(begin)

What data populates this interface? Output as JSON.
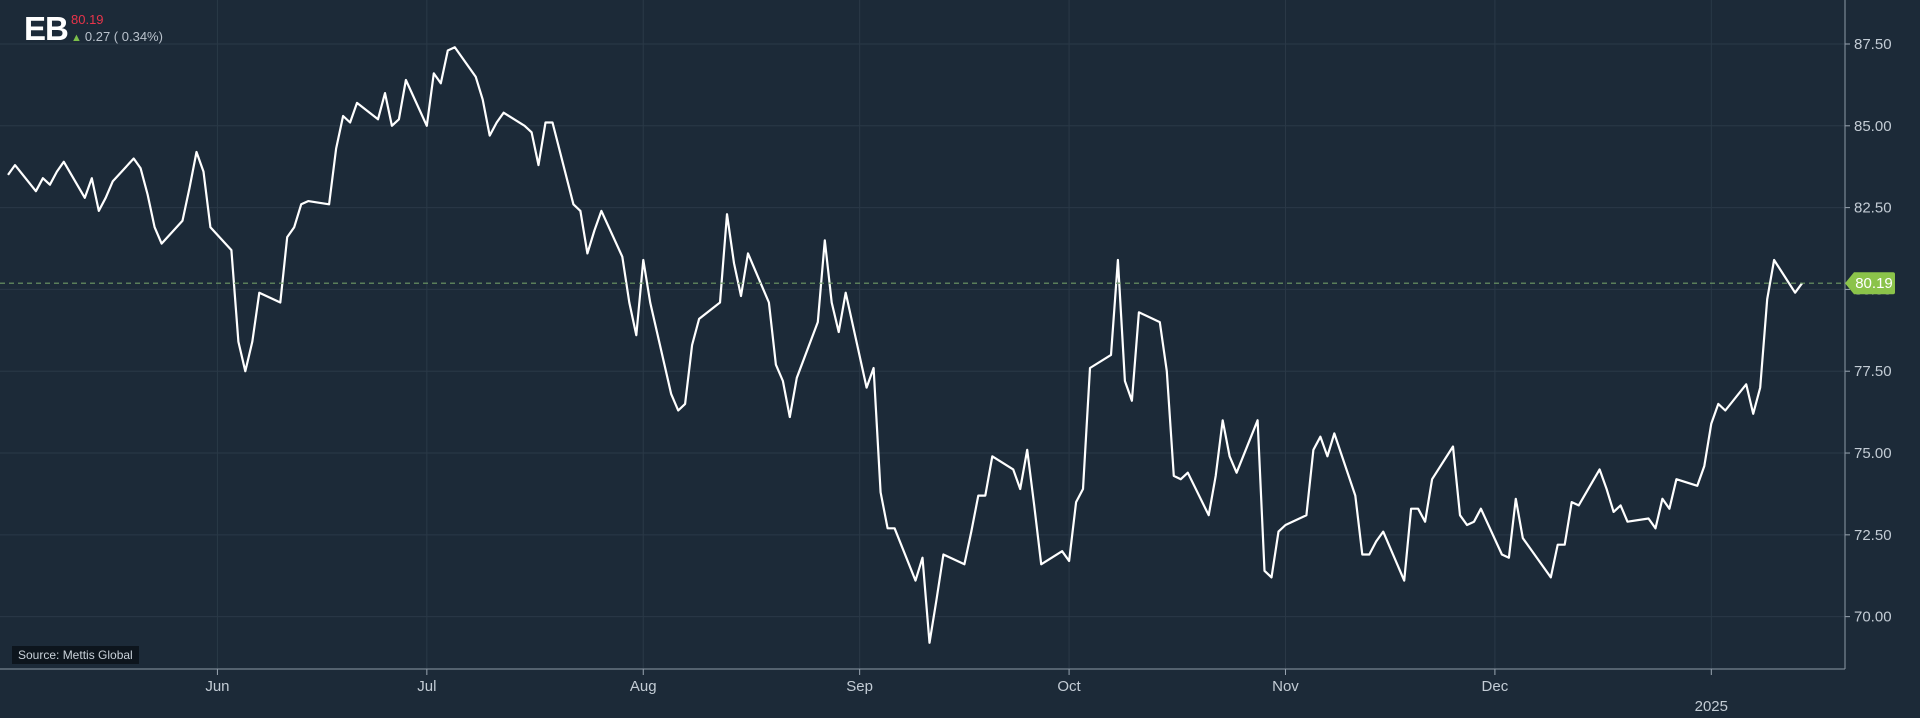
{
  "header": {
    "ticker": "EB",
    "price": "80.19",
    "change": "0.27 ( 0.34%)",
    "change_direction": "up"
  },
  "source_label": "Source: Mettis Global",
  "colors": {
    "background": "#1c2a38",
    "line": "#ffffff",
    "price_badge": "#8bc34a",
    "price_text_negative": "#e8344a",
    "change_up": "#7cbf4a"
  },
  "chart_data": {
    "type": "line",
    "title": "",
    "xlabel": "",
    "ylabel": "",
    "ylim": [
      68.4,
      88.6
    ],
    "yticks": [
      "70.00",
      "72.50",
      "75.00",
      "77.50",
      "80.00",
      "82.50",
      "85.00",
      "87.50"
    ],
    "x_tick_labels": [
      {
        "label": "Jun",
        "date": "2024-06-01"
      },
      {
        "label": "Jul",
        "date": "2024-07-01"
      },
      {
        "label": "Aug",
        "date": "2024-08-01"
      },
      {
        "label": "Sep",
        "date": "2024-09-01"
      },
      {
        "label": "Oct",
        "date": "2024-10-01"
      },
      {
        "label": "Nov",
        "date": "2024-11-01"
      },
      {
        "label": "Dec",
        "date": "2024-12-01"
      },
      {
        "label": "2025",
        "date": "2025-01-01"
      }
    ],
    "xlim": [
      "2024-05-02",
      "2025-01-17"
    ],
    "last_price": 80.19,
    "grid": true,
    "series": [
      {
        "values": [
          [
            "2024-05-02",
            83.5
          ],
          [
            "2024-05-03",
            83.8
          ],
          [
            "2024-05-06",
            83.0
          ],
          [
            "2024-05-07",
            83.4
          ],
          [
            "2024-05-08",
            83.2
          ],
          [
            "2024-05-09",
            83.6
          ],
          [
            "2024-05-10",
            83.9
          ],
          [
            "2024-05-13",
            82.8
          ],
          [
            "2024-05-14",
            83.4
          ],
          [
            "2024-05-15",
            82.4
          ],
          [
            "2024-05-16",
            82.8
          ],
          [
            "2024-05-17",
            83.3
          ],
          [
            "2024-05-20",
            84.0
          ],
          [
            "2024-05-21",
            83.7
          ],
          [
            "2024-05-22",
            82.9
          ],
          [
            "2024-05-23",
            81.9
          ],
          [
            "2024-05-24",
            81.4
          ],
          [
            "2024-05-27",
            82.1
          ],
          [
            "2024-05-28",
            83.1
          ],
          [
            "2024-05-29",
            84.2
          ],
          [
            "2024-05-30",
            83.6
          ],
          [
            "2024-05-31",
            81.9
          ],
          [
            "2024-06-03",
            81.2
          ],
          [
            "2024-06-04",
            78.4
          ],
          [
            "2024-06-05",
            77.5
          ],
          [
            "2024-06-06",
            78.4
          ],
          [
            "2024-06-07",
            79.9
          ],
          [
            "2024-06-10",
            79.6
          ],
          [
            "2024-06-11",
            81.6
          ],
          [
            "2024-06-12",
            81.9
          ],
          [
            "2024-06-13",
            82.6
          ],
          [
            "2024-06-14",
            82.7
          ],
          [
            "2024-06-17",
            82.6
          ],
          [
            "2024-06-18",
            84.3
          ],
          [
            "2024-06-19",
            85.3
          ],
          [
            "2024-06-20",
            85.1
          ],
          [
            "2024-06-21",
            85.7
          ],
          [
            "2024-06-24",
            85.2
          ],
          [
            "2024-06-25",
            86.0
          ],
          [
            "2024-06-26",
            85.0
          ],
          [
            "2024-06-27",
            85.2
          ],
          [
            "2024-06-28",
            86.4
          ],
          [
            "2024-07-01",
            85.0
          ],
          [
            "2024-07-02",
            86.6
          ],
          [
            "2024-07-03",
            86.3
          ],
          [
            "2024-07-04",
            87.3
          ],
          [
            "2024-07-05",
            87.4
          ],
          [
            "2024-07-08",
            86.5
          ],
          [
            "2024-07-09",
            85.8
          ],
          [
            "2024-07-10",
            84.7
          ],
          [
            "2024-07-11",
            85.1
          ],
          [
            "2024-07-12",
            85.4
          ],
          [
            "2024-07-15",
            85.0
          ],
          [
            "2024-07-16",
            84.8
          ],
          [
            "2024-07-17",
            83.8
          ],
          [
            "2024-07-18",
            85.1
          ],
          [
            "2024-07-19",
            85.1
          ],
          [
            "2024-07-22",
            82.6
          ],
          [
            "2024-07-23",
            82.4
          ],
          [
            "2024-07-24",
            81.1
          ],
          [
            "2024-07-25",
            81.8
          ],
          [
            "2024-07-26",
            82.4
          ],
          [
            "2024-07-29",
            81.0
          ],
          [
            "2024-07-30",
            79.6
          ],
          [
            "2024-07-31",
            78.6
          ],
          [
            "2024-08-01",
            80.9
          ],
          [
            "2024-08-02",
            79.6
          ],
          [
            "2024-08-05",
            76.8
          ],
          [
            "2024-08-06",
            76.3
          ],
          [
            "2024-08-07",
            76.5
          ],
          [
            "2024-08-08",
            78.3
          ],
          [
            "2024-08-09",
            79.1
          ],
          [
            "2024-08-12",
            79.6
          ],
          [
            "2024-08-13",
            82.3
          ],
          [
            "2024-08-14",
            80.8
          ],
          [
            "2024-08-15",
            79.8
          ],
          [
            "2024-08-16",
            81.1
          ],
          [
            "2024-08-19",
            79.6
          ],
          [
            "2024-08-20",
            77.7
          ],
          [
            "2024-08-21",
            77.2
          ],
          [
            "2024-08-22",
            76.1
          ],
          [
            "2024-08-23",
            77.3
          ],
          [
            "2024-08-26",
            79.0
          ],
          [
            "2024-08-27",
            81.5
          ],
          [
            "2024-08-28",
            79.6
          ],
          [
            "2024-08-29",
            78.7
          ],
          [
            "2024-08-30",
            79.9
          ],
          [
            "2024-09-02",
            77.0
          ],
          [
            "2024-09-03",
            77.6
          ],
          [
            "2024-09-04",
            73.8
          ],
          [
            "2024-09-05",
            72.7
          ],
          [
            "2024-09-06",
            72.7
          ],
          [
            "2024-09-09",
            71.1
          ],
          [
            "2024-09-10",
            71.8
          ],
          [
            "2024-09-11",
            69.2
          ],
          [
            "2024-09-12",
            70.5
          ],
          [
            "2024-09-13",
            71.9
          ],
          [
            "2024-09-16",
            71.6
          ],
          [
            "2024-09-17",
            72.6
          ],
          [
            "2024-09-18",
            73.7
          ],
          [
            "2024-09-19",
            73.7
          ],
          [
            "2024-09-20",
            74.9
          ],
          [
            "2024-09-23",
            74.5
          ],
          [
            "2024-09-24",
            73.9
          ],
          [
            "2024-09-25",
            75.1
          ],
          [
            "2024-09-26",
            73.4
          ],
          [
            "2024-09-27",
            71.6
          ],
          [
            "2024-09-30",
            72.0
          ],
          [
            "2024-10-01",
            71.7
          ],
          [
            "2024-10-02",
            73.5
          ],
          [
            "2024-10-03",
            73.9
          ],
          [
            "2024-10-04",
            77.6
          ],
          [
            "2024-10-07",
            78.0
          ],
          [
            "2024-10-08",
            80.9
          ],
          [
            "2024-10-09",
            77.2
          ],
          [
            "2024-10-10",
            76.6
          ],
          [
            "2024-10-11",
            79.3
          ],
          [
            "2024-10-14",
            79.0
          ],
          [
            "2024-10-15",
            77.5
          ],
          [
            "2024-10-16",
            74.3
          ],
          [
            "2024-10-17",
            74.2
          ],
          [
            "2024-10-18",
            74.4
          ],
          [
            "2024-10-21",
            73.1
          ],
          [
            "2024-10-22",
            74.3
          ],
          [
            "2024-10-23",
            76.0
          ],
          [
            "2024-10-24",
            74.9
          ],
          [
            "2024-10-25",
            74.4
          ],
          [
            "2024-10-28",
            76.0
          ],
          [
            "2024-10-29",
            71.4
          ],
          [
            "2024-10-30",
            71.2
          ],
          [
            "2024-10-31",
            72.6
          ],
          [
            "2024-11-01",
            72.8
          ],
          [
            "2024-11-04",
            73.1
          ],
          [
            "2024-11-05",
            75.1
          ],
          [
            "2024-11-06",
            75.5
          ],
          [
            "2024-11-07",
            74.9
          ],
          [
            "2024-11-08",
            75.6
          ],
          [
            "2024-11-11",
            73.7
          ],
          [
            "2024-11-12",
            71.9
          ],
          [
            "2024-11-13",
            71.9
          ],
          [
            "2024-11-14",
            72.3
          ],
          [
            "2024-11-15",
            72.6
          ],
          [
            "2024-11-18",
            71.1
          ],
          [
            "2024-11-19",
            73.3
          ],
          [
            "2024-11-20",
            73.3
          ],
          [
            "2024-11-21",
            72.9
          ],
          [
            "2024-11-22",
            74.2
          ],
          [
            "2024-11-25",
            75.2
          ],
          [
            "2024-11-26",
            73.1
          ],
          [
            "2024-11-27",
            72.8
          ],
          [
            "2024-11-28",
            72.9
          ],
          [
            "2024-11-29",
            73.3
          ],
          [
            "2024-12-02",
            71.9
          ],
          [
            "2024-12-03",
            71.8
          ],
          [
            "2024-12-04",
            73.6
          ],
          [
            "2024-12-05",
            72.4
          ],
          [
            "2024-12-06",
            72.1
          ],
          [
            "2024-12-09",
            71.2
          ],
          [
            "2024-12-10",
            72.2
          ],
          [
            "2024-12-11",
            72.2
          ],
          [
            "2024-12-12",
            73.5
          ],
          [
            "2024-12-13",
            73.4
          ],
          [
            "2024-12-16",
            74.5
          ],
          [
            "2024-12-17",
            73.9
          ],
          [
            "2024-12-18",
            73.2
          ],
          [
            "2024-12-19",
            73.4
          ],
          [
            "2024-12-20",
            72.9
          ],
          [
            "2024-12-23",
            73.0
          ],
          [
            "2024-12-24",
            72.7
          ],
          [
            "2024-12-25",
            73.6
          ],
          [
            "2024-12-26",
            73.3
          ],
          [
            "2024-12-27",
            74.2
          ],
          [
            "2024-12-30",
            74.0
          ],
          [
            "2024-12-31",
            74.6
          ],
          [
            "2025-01-01",
            75.9
          ],
          [
            "2025-01-02",
            76.5
          ],
          [
            "2025-01-03",
            76.3
          ],
          [
            "2025-01-06",
            77.1
          ],
          [
            "2025-01-07",
            76.2
          ],
          [
            "2025-01-08",
            77.0
          ],
          [
            "2025-01-09",
            79.7
          ],
          [
            "2025-01-10",
            80.9
          ],
          [
            "2025-01-13",
            79.9
          ],
          [
            "2025-01-14",
            80.19
          ]
        ]
      }
    ]
  }
}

(end)

Requirement
Lines of the material that contain the word "date" are to be gathered.

Completed exercise
        "date": "2024-06-01"
        "date": "2024-07-01"
        "date": "2024-08-01"
        "date": "2024-09-01"
        "date": "2024-10-01"
        "date": "2024-11-01"
        "date": "2024-12-01"
        "date": "2025-01-01"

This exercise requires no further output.